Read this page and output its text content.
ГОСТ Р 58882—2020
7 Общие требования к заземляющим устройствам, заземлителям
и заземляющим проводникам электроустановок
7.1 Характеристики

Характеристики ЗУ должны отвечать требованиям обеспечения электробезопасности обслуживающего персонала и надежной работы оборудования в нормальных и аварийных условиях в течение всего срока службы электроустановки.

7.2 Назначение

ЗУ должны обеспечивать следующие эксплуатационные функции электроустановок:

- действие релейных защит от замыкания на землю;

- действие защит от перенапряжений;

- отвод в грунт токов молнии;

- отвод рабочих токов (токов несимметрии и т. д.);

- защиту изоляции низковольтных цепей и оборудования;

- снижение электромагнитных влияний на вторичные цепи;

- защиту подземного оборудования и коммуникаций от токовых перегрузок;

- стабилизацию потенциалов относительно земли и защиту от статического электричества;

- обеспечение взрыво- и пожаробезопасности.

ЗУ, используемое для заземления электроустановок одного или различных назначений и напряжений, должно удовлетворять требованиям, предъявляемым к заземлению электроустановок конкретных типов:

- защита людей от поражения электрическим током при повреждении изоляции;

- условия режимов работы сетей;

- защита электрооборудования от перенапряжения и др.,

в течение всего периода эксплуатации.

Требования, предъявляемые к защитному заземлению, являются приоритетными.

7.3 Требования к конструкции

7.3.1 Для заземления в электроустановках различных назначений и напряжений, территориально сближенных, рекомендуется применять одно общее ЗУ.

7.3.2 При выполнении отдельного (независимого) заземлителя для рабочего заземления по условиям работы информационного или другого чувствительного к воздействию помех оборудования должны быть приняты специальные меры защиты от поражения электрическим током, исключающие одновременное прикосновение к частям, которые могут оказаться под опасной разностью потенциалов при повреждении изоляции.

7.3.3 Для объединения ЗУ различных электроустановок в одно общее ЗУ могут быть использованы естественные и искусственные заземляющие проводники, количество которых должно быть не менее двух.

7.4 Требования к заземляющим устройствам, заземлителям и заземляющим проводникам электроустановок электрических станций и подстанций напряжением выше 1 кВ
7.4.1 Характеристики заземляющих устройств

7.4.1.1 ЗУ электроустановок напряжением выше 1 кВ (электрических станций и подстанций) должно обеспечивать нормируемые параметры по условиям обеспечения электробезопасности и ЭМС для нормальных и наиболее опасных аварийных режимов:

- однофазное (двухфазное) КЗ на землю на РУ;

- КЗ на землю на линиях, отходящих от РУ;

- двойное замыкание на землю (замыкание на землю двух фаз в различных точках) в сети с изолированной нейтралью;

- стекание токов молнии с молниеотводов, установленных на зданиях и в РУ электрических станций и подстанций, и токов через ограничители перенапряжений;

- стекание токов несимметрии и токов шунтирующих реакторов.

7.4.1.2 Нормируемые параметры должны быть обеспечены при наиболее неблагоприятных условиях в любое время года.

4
□ □ □ □
Go through the material above and count the lines that include "должно". Give the number alone.

3